━━━ RECORD LIST
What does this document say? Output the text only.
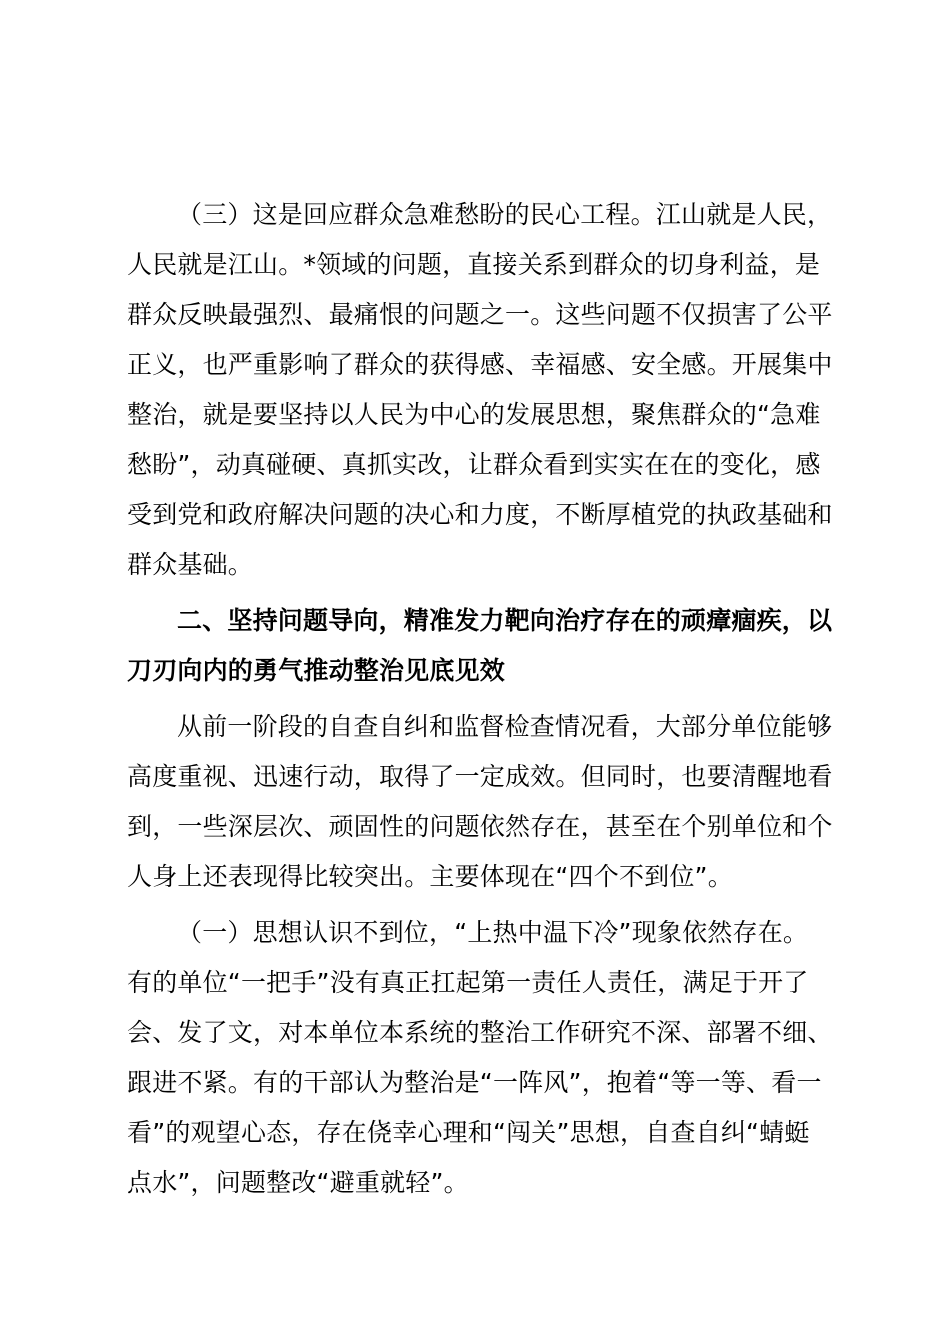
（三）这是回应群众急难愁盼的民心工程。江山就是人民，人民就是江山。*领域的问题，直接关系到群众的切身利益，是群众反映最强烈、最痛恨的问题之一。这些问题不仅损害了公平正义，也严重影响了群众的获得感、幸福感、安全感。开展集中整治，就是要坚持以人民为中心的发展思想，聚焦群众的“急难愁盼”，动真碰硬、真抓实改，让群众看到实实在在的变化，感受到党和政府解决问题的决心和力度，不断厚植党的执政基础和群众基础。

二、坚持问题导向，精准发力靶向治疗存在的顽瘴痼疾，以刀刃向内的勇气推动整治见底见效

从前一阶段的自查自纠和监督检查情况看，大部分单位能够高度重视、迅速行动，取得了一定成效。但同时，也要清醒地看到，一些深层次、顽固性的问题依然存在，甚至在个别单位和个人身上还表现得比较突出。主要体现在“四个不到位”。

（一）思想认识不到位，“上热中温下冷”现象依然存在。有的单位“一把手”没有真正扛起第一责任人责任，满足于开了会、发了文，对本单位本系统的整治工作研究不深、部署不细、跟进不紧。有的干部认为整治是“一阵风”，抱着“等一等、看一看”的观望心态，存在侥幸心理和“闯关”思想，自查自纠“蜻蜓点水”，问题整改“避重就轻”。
━━━━━━
GOAL >> Do not copy the pictures, but repeat every line exactly.

CORRECT OUTPUT >>
What does this document say? Output the text only.
（三）这是回应群众急难愁盼的民心工程。江山就是人民，人民就是江山。*领域的问题，直接关系到群众的切身利益，是群众反映最强烈、最痛恨的问题之一。这些问题不仅损害了公平正义，也严重影响了群众的获得感、幸福感、安全感。开展集中整治，就是要坚持以人民为中心的发展思想，聚焦群众的“急难愁盼”，动真碰硬、真抓实改，让群众看到实实在在的变化，感受到党和政府解决问题的决心和力度，不断厚植党的执政基础和群众基础。

二、坚持问题导向，精准发力靶向治疗存在的顽瘴痼疾，以刀刃向内的勇气推动整治见底见效

从前一阶段的自查自纠和监督检查情况看，大部分单位能够高度重视、迅速行动，取得了一定成效。但同时，也要清醒地看到，一些深层次、顽固性的问题依然存在，甚至在个别单位和个人身上还表现得比较突出。主要体现在“四个不到位”。

（一）思想认识不到位，“上热中温下冷”现象依然存在。有的单位“一把手”没有真正扛起第一责任人责任，满足于开了会、发了文，对本单位本系统的整治工作研究不深、部署不细、跟进不紧。有的干部认为整治是“一阵风”，抱着“等一等、看一看”的观望心态，存在侥幸心理和“闯关”思想，自查自纠“蜻蜓点水”，问题整改“避重就轻”。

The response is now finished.